Your instructions – In the material below, find every line with "structured" and pull it out.

Raw data –
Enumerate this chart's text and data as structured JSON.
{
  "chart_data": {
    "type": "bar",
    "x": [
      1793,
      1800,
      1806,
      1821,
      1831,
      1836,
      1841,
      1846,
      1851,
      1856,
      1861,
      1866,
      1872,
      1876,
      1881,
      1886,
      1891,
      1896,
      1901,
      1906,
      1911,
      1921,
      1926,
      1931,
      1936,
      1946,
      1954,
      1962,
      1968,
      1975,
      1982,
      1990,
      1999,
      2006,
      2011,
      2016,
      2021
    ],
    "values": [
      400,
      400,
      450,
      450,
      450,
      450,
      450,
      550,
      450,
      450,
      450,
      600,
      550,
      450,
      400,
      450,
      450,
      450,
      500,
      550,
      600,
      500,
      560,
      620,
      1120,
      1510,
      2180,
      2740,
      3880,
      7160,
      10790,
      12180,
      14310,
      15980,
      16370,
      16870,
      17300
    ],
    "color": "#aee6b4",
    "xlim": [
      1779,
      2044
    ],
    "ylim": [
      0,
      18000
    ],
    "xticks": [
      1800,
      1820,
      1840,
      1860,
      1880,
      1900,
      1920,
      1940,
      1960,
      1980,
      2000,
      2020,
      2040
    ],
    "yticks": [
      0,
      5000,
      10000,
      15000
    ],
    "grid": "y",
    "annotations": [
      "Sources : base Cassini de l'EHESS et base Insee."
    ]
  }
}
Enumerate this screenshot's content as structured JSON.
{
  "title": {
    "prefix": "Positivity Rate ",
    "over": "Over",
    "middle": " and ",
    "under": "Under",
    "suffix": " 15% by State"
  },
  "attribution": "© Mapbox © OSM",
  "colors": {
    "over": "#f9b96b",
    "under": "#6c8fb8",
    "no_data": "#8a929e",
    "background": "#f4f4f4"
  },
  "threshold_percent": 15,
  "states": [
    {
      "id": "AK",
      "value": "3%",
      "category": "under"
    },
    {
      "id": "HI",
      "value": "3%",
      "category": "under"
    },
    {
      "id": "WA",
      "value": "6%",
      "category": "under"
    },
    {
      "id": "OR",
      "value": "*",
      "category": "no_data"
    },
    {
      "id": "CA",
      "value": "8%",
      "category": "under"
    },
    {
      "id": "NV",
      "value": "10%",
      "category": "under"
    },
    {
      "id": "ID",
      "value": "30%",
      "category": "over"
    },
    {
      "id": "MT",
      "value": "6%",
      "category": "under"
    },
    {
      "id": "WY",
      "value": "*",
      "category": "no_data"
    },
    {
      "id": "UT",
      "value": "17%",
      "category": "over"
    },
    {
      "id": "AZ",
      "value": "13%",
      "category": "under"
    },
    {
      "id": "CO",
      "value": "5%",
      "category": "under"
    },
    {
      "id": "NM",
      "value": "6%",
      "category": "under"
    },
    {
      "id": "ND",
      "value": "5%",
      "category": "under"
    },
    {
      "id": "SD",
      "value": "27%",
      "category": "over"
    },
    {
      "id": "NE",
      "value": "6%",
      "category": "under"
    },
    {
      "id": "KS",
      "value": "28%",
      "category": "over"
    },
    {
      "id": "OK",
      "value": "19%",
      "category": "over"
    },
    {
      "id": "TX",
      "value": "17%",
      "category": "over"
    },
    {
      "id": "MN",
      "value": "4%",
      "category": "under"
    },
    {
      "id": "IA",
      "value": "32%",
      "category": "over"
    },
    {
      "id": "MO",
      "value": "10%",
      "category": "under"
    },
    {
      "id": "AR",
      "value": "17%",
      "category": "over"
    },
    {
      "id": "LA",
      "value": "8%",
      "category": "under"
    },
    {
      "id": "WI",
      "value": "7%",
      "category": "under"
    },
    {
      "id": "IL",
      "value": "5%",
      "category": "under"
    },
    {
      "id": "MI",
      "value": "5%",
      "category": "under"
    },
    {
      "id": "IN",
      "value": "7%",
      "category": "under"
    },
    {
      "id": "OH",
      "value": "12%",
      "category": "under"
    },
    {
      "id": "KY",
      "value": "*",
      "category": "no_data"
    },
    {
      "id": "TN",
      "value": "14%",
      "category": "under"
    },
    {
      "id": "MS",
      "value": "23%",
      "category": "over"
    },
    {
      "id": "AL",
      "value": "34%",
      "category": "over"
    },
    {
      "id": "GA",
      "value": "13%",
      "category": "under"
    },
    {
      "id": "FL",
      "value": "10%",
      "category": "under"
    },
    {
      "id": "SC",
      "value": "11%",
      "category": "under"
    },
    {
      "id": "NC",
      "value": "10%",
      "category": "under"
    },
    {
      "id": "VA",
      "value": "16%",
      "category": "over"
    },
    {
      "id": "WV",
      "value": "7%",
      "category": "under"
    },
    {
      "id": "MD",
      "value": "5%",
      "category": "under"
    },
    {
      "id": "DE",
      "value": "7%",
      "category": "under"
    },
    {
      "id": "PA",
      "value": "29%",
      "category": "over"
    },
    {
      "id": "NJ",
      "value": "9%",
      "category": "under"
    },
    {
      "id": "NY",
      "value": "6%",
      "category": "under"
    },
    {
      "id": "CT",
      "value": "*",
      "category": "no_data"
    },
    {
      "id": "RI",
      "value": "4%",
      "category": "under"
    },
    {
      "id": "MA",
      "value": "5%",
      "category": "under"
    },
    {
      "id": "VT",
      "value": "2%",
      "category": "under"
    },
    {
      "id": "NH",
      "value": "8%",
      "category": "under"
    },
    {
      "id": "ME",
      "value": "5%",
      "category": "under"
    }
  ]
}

Result –
Enumerate this chart's text and data as structured JSON.
Enumerate this screenshot's content as structured JSON.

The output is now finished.